Given request - Return every line below in which "exhaust" appears.
....
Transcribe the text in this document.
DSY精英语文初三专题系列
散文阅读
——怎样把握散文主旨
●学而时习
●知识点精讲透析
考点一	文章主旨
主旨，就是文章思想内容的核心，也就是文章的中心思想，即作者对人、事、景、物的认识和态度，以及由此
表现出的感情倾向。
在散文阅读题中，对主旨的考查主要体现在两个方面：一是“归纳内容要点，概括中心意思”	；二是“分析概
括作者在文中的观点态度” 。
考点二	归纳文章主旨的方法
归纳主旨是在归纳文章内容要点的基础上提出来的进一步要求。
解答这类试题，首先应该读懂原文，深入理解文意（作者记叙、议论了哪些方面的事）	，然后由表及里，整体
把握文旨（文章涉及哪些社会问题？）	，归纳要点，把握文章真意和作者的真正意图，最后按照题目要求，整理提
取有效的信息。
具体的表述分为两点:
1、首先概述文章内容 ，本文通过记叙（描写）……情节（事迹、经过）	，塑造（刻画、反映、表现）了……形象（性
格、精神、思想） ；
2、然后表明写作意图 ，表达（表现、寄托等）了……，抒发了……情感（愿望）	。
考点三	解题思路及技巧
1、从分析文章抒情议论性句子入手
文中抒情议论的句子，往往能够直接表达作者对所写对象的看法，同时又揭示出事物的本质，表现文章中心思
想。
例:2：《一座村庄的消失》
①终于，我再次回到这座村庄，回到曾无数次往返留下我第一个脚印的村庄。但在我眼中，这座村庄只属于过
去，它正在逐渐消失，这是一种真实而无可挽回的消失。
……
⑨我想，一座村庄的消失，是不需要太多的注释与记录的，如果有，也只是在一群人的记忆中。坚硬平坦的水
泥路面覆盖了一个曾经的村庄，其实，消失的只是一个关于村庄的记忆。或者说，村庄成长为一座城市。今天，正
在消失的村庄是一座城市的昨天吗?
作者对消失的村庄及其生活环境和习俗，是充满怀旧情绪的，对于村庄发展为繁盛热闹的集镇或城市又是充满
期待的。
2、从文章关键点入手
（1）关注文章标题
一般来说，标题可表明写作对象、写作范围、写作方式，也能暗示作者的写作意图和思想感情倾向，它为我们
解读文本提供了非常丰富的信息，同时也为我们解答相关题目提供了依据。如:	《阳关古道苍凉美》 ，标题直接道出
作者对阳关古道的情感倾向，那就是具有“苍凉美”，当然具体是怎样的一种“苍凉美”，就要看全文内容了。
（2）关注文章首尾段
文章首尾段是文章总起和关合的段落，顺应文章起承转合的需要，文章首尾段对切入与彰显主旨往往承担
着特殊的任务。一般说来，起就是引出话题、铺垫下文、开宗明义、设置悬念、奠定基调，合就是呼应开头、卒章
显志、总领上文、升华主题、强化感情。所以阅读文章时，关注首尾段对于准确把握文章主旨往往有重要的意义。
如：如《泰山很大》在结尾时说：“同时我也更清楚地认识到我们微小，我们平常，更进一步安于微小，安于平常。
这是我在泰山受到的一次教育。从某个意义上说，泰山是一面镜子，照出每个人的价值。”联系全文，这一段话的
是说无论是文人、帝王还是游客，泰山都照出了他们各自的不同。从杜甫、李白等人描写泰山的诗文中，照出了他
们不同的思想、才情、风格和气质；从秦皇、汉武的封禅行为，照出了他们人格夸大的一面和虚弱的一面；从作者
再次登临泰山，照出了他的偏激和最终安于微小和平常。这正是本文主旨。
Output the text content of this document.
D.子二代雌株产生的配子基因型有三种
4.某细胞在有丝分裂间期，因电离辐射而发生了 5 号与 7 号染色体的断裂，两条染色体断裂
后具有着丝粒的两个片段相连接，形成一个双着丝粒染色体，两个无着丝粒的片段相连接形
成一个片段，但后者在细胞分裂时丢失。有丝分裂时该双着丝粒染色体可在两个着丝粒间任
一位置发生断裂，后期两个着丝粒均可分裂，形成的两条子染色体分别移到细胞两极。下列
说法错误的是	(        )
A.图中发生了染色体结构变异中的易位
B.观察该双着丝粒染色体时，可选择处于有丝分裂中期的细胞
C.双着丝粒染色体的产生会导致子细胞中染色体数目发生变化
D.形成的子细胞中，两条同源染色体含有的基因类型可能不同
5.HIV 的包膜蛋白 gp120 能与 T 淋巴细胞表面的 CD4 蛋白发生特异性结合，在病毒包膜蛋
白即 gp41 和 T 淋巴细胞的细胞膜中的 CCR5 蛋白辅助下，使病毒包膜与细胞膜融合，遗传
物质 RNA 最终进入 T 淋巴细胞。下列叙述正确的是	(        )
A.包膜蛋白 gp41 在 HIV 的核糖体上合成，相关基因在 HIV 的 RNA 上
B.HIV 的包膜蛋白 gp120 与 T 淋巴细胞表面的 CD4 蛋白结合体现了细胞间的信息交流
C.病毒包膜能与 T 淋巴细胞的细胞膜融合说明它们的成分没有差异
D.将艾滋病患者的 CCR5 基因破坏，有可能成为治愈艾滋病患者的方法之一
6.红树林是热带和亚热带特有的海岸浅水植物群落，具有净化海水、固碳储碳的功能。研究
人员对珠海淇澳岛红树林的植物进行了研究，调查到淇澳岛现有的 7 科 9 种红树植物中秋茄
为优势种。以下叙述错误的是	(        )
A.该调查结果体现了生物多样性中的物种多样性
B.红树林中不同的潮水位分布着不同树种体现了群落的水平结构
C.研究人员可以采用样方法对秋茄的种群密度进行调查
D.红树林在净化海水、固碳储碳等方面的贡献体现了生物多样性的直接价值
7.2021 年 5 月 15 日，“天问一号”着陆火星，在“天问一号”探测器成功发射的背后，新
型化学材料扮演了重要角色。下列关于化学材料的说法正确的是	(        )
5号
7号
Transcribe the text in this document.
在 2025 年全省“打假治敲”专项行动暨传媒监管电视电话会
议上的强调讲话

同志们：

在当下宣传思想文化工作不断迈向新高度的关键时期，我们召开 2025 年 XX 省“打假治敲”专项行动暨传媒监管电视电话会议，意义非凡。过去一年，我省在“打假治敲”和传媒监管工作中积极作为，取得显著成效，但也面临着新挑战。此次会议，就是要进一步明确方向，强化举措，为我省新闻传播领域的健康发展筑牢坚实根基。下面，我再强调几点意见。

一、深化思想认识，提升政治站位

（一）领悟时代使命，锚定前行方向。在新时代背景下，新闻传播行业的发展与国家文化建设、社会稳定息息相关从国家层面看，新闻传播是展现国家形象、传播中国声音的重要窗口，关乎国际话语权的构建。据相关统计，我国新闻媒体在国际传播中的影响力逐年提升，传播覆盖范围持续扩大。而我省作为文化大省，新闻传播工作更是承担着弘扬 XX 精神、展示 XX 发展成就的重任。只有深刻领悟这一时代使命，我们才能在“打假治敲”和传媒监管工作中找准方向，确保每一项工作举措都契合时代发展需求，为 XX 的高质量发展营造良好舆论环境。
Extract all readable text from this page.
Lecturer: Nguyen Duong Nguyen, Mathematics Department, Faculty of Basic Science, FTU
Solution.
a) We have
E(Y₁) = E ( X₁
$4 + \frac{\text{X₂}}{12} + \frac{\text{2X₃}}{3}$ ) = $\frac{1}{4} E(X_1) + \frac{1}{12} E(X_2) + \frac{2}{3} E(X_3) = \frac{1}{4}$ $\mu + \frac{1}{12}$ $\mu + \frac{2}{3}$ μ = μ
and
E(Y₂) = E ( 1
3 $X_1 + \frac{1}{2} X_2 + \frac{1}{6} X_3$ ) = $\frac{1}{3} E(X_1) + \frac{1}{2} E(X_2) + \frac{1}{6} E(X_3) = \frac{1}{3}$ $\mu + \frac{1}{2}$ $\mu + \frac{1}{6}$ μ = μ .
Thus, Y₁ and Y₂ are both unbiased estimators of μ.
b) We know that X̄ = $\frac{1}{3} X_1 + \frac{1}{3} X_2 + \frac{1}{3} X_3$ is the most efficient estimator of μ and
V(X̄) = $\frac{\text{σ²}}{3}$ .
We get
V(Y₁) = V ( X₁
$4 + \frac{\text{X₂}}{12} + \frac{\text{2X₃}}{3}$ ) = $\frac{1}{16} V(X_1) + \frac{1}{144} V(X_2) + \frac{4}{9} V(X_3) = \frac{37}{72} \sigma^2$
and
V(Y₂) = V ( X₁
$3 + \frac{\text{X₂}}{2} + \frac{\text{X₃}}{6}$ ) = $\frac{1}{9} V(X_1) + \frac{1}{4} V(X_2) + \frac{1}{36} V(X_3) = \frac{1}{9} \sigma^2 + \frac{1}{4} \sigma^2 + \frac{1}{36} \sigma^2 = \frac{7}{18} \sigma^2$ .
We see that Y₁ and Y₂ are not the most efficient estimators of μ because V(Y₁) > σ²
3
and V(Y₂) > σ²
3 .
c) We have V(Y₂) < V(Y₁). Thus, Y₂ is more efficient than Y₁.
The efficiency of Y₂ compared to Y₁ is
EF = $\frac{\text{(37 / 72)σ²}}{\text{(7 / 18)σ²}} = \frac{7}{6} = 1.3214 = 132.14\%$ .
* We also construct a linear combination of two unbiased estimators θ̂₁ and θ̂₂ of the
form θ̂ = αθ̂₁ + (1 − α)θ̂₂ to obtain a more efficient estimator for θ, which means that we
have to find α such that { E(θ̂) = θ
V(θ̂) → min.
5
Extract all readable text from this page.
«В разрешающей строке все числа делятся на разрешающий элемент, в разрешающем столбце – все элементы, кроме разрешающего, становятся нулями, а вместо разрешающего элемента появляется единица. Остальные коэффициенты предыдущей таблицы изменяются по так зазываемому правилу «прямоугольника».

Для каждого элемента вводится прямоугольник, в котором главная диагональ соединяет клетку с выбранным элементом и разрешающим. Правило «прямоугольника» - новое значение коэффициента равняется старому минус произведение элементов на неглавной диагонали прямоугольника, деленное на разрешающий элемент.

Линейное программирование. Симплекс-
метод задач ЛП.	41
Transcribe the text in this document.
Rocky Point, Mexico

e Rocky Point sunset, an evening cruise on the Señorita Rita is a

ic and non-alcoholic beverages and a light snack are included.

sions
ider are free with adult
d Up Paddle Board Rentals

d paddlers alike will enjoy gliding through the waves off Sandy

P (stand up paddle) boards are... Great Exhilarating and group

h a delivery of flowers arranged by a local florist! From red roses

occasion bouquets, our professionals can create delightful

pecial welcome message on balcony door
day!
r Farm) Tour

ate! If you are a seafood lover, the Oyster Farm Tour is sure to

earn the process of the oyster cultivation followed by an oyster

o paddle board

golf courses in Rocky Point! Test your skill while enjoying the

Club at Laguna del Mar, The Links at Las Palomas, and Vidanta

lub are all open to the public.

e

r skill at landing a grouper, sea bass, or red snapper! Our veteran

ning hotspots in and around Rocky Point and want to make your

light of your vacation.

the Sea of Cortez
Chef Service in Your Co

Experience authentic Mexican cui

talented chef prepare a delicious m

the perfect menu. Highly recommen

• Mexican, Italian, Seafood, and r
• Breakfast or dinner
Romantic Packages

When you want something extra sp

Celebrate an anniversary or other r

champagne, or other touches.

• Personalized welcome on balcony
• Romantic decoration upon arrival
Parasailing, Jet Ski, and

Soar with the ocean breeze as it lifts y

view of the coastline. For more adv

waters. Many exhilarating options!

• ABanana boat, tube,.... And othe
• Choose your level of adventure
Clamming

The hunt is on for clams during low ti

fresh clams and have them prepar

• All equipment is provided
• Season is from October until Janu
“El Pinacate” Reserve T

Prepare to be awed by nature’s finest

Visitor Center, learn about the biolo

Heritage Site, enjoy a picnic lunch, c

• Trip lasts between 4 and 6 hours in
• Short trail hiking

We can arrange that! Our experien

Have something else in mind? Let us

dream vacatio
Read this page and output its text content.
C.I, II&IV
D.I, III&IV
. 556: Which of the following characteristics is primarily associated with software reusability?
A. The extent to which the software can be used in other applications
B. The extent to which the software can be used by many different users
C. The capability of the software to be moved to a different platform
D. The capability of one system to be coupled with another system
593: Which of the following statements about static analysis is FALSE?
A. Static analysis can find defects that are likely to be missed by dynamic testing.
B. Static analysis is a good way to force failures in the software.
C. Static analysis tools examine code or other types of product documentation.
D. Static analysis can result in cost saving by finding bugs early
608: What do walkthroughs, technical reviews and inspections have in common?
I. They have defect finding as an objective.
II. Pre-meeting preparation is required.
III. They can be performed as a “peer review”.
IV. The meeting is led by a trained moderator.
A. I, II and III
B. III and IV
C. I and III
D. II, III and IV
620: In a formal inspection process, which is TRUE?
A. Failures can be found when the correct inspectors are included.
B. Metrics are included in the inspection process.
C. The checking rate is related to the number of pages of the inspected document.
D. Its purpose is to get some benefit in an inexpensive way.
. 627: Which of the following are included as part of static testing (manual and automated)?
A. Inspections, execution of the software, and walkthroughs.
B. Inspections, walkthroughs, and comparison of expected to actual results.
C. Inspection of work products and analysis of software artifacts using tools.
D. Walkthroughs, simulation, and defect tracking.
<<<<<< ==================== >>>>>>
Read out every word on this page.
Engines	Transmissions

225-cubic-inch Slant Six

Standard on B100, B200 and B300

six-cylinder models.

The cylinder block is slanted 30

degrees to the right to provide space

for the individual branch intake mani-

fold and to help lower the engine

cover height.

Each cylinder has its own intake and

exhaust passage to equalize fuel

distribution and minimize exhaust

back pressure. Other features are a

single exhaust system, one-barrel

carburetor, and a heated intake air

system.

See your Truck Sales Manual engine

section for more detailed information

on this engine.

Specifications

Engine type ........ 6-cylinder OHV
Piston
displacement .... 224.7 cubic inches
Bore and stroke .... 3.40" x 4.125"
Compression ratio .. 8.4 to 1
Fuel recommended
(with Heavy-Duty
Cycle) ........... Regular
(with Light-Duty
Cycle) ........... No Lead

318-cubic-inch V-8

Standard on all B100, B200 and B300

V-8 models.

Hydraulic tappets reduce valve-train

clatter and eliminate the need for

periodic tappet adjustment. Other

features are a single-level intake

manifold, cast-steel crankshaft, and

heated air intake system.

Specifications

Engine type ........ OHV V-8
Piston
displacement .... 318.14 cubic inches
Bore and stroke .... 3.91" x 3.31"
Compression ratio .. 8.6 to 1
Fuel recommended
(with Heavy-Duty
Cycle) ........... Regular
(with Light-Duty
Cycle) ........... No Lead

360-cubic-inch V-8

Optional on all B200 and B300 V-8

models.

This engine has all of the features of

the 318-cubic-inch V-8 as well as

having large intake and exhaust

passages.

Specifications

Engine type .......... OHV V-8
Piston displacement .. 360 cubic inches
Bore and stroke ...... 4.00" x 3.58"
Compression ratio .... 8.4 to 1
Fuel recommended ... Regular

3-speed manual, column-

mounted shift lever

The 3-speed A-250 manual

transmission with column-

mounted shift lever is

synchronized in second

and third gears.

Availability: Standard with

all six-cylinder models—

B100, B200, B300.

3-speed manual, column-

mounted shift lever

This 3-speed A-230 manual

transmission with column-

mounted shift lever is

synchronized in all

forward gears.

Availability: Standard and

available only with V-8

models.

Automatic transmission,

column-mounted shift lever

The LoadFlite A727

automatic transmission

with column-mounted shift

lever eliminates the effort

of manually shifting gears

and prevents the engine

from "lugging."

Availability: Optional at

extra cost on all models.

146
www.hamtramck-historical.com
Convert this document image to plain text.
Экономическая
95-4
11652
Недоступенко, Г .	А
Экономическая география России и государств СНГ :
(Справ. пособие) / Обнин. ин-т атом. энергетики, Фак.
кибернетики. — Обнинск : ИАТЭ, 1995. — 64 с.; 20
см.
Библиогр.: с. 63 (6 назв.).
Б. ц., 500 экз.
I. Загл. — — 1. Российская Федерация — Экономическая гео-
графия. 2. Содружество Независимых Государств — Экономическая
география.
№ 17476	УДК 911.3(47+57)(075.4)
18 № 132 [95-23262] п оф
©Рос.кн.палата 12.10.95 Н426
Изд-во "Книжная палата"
....
Solution for this exercise -
exhaust passage to equalize fuel
distribution and minimize exhaust
single exhaust system, one-barrel
having large intake and exhaust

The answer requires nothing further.